(Stored data)
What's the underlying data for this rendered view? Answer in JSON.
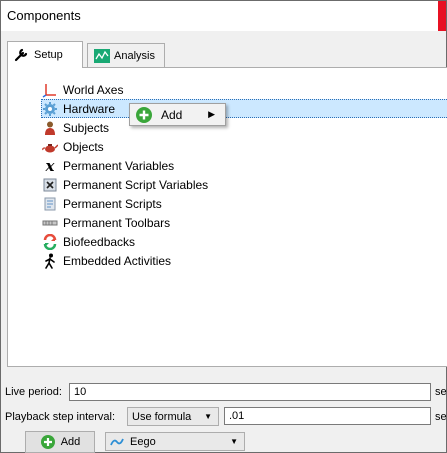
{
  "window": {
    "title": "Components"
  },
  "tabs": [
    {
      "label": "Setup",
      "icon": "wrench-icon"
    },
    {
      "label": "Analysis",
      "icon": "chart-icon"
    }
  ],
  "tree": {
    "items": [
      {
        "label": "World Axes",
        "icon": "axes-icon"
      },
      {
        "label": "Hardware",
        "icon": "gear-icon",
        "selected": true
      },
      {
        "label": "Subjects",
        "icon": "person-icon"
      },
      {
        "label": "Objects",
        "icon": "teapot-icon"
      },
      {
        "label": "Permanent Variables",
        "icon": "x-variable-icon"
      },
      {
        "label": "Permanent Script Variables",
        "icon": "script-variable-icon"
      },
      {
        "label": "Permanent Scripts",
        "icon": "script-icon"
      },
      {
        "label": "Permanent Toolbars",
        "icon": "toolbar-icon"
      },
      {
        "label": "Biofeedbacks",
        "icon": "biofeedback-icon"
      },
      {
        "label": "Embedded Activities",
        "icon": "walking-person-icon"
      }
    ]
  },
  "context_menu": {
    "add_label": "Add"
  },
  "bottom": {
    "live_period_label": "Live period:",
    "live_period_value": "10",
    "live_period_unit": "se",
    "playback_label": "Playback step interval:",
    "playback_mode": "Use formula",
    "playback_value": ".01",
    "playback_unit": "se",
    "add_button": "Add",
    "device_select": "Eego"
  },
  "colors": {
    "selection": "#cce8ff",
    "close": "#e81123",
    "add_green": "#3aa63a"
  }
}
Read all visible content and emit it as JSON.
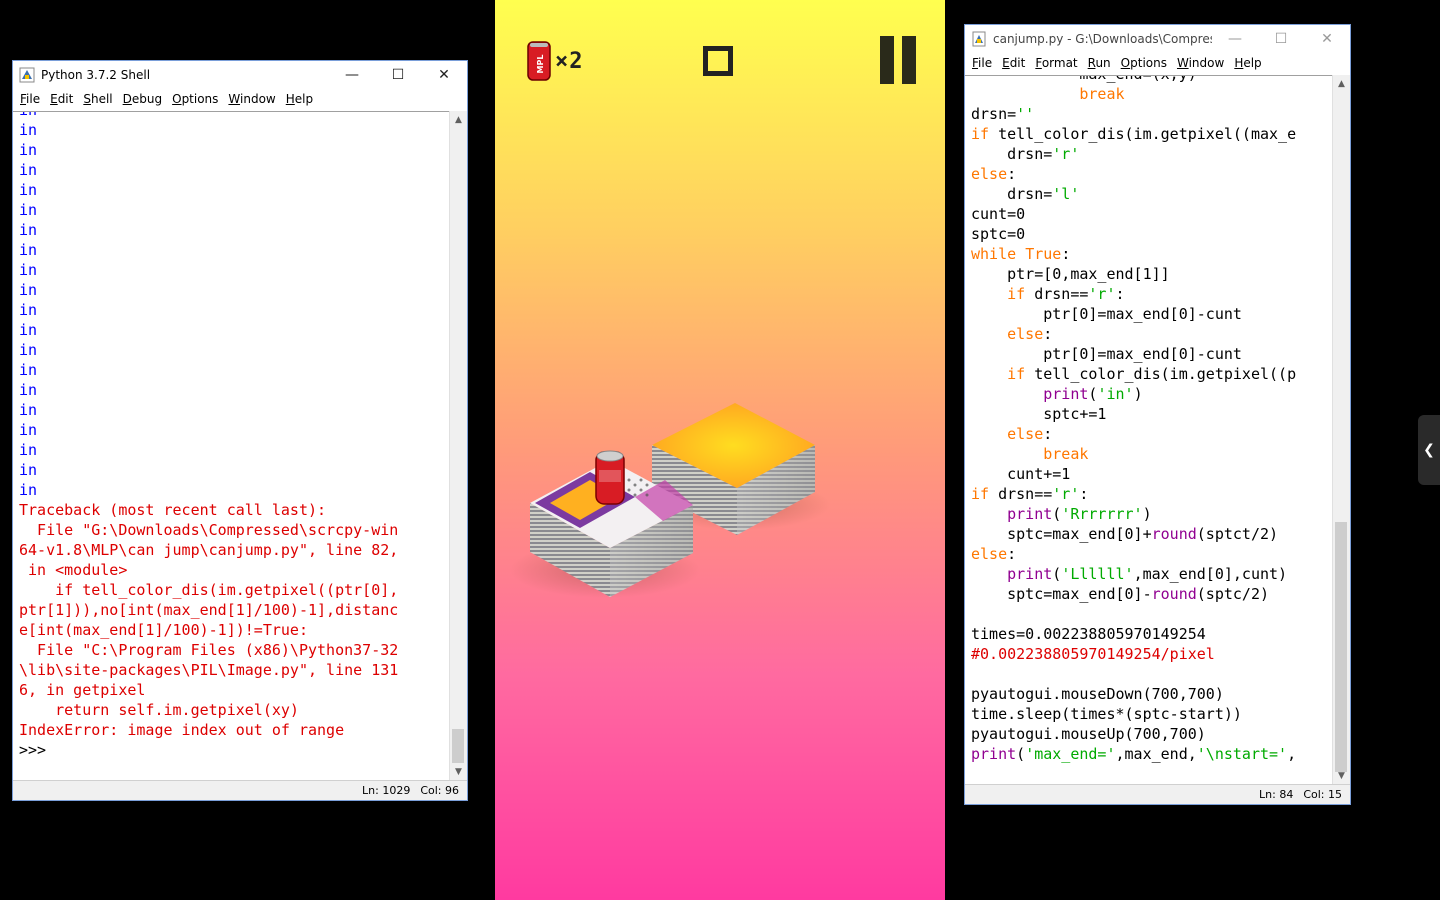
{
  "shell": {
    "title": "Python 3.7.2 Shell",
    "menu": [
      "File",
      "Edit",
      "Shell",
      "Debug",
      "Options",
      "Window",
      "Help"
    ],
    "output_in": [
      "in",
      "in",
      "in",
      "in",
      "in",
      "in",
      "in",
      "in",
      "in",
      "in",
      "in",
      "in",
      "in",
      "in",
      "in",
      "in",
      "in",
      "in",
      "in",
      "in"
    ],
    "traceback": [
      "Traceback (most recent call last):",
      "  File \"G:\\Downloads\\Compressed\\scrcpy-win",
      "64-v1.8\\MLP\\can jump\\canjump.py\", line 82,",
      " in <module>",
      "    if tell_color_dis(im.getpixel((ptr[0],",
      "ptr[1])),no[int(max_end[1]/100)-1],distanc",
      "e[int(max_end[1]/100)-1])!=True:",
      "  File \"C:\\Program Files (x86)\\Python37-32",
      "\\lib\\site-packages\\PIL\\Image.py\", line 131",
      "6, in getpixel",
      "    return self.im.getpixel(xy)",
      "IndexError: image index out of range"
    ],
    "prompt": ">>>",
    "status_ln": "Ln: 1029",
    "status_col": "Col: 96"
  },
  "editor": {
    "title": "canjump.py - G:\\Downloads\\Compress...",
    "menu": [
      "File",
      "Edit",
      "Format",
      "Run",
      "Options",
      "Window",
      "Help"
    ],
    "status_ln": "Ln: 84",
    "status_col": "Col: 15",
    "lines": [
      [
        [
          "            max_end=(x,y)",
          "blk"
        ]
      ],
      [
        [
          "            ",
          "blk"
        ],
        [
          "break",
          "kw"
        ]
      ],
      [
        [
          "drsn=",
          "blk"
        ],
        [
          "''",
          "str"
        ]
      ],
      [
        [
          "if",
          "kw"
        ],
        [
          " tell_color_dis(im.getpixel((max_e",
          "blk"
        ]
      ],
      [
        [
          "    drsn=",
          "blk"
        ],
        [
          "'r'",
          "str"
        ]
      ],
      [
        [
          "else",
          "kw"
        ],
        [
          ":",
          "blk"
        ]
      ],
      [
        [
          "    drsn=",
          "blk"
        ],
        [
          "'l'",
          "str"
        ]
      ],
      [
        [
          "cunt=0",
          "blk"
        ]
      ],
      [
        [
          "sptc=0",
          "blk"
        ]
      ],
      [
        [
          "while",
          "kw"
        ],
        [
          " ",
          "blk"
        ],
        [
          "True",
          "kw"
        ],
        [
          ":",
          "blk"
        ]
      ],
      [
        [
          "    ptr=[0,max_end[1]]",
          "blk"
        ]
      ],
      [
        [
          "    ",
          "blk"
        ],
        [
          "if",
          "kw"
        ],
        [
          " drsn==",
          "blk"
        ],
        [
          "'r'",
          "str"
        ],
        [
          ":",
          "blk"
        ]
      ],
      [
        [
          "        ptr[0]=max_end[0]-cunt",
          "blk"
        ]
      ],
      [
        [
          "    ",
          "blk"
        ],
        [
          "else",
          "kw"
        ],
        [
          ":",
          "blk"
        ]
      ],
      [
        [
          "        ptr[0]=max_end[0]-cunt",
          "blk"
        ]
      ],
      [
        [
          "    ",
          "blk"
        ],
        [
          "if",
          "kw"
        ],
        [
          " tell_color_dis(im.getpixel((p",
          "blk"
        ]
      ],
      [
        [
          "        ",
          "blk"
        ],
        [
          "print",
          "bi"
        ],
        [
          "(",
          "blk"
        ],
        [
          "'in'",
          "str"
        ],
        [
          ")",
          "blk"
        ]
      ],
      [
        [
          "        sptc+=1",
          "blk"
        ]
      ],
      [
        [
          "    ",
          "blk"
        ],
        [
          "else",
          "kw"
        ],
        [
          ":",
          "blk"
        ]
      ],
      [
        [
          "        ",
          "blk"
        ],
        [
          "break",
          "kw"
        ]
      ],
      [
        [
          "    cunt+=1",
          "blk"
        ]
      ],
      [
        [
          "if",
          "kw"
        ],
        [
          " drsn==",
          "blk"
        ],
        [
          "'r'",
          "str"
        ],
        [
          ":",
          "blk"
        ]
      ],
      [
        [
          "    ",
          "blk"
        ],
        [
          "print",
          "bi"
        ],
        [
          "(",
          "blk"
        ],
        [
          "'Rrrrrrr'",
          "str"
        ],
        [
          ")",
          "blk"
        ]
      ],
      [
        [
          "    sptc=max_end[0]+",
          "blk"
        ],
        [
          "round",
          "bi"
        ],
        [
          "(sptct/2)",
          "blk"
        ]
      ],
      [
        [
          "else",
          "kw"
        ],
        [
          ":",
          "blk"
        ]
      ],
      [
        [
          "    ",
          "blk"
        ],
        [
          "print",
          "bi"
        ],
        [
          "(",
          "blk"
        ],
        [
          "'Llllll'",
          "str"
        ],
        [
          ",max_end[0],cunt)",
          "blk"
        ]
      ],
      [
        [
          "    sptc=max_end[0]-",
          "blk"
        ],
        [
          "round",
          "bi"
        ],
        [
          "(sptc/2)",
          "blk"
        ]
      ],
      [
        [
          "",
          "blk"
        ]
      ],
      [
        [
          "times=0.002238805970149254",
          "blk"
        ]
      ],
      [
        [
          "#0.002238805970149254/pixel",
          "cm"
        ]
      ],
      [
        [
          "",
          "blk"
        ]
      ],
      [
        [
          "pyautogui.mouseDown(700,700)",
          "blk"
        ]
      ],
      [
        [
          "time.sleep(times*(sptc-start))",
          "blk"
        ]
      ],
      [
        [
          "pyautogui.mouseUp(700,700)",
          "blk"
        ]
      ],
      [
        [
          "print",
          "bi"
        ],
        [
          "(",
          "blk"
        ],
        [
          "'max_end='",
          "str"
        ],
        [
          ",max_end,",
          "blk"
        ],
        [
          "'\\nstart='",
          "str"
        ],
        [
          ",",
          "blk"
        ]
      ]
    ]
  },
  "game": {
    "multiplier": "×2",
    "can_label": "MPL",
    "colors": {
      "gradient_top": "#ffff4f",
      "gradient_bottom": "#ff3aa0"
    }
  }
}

...

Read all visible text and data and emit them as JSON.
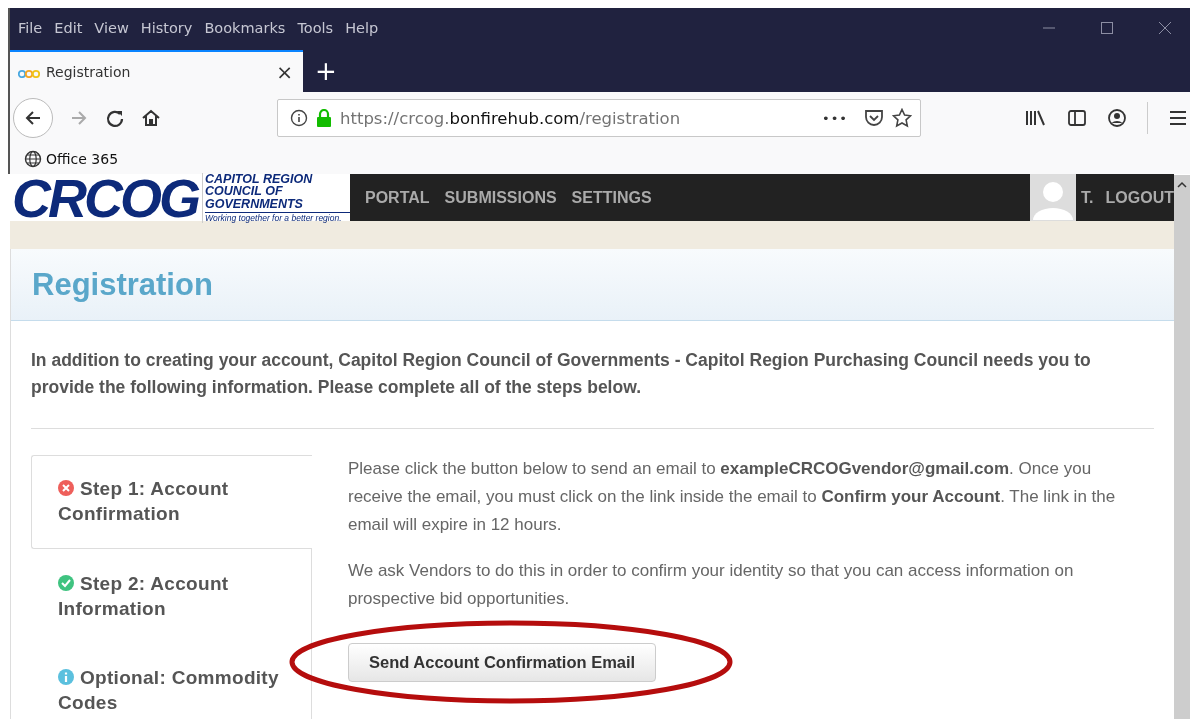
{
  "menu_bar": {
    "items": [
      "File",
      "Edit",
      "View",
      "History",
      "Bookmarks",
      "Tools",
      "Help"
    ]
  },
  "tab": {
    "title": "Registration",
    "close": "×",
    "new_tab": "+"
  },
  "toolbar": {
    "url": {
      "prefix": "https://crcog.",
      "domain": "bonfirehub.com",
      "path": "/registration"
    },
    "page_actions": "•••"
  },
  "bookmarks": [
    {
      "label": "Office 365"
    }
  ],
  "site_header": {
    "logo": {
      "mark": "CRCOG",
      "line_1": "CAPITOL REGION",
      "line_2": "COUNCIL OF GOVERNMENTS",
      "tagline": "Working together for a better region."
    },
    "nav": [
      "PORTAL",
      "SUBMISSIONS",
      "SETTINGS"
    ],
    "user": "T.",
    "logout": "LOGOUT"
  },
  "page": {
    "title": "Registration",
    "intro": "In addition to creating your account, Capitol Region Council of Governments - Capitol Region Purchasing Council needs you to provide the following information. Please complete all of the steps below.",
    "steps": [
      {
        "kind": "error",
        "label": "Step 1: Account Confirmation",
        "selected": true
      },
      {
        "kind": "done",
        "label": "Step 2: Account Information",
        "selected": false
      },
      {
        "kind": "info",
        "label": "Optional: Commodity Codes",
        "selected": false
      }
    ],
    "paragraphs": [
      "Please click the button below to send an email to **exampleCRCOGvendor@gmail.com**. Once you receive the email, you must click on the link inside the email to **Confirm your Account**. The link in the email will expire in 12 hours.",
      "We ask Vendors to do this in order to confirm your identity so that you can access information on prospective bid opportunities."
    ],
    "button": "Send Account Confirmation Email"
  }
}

...

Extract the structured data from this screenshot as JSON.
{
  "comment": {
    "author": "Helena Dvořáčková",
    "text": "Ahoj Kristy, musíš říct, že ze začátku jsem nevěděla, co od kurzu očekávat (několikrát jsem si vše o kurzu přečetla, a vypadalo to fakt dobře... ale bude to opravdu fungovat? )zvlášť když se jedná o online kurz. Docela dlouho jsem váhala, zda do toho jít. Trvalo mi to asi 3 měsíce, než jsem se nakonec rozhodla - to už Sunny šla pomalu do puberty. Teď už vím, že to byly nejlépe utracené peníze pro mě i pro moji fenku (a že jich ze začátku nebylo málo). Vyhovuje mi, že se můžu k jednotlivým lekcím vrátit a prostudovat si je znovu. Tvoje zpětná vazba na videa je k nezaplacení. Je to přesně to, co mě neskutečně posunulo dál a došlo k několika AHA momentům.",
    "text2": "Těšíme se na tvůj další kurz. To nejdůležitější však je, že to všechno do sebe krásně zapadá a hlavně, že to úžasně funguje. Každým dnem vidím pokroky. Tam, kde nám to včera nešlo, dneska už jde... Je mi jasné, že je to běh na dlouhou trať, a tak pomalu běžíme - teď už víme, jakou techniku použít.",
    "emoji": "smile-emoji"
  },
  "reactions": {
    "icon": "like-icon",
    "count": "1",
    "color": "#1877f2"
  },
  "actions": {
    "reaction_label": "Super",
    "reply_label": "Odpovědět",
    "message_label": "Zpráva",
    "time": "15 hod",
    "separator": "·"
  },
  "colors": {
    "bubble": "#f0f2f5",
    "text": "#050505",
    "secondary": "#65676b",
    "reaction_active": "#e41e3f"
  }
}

To do:
Extract every line of the records above that contains the word "Downloads".

Task solution:
      "  File \"G:\\Downloads\\Compressed\\scrcpy-win",
    "title": "canjump.py - G:\\Downloads\\Compress...",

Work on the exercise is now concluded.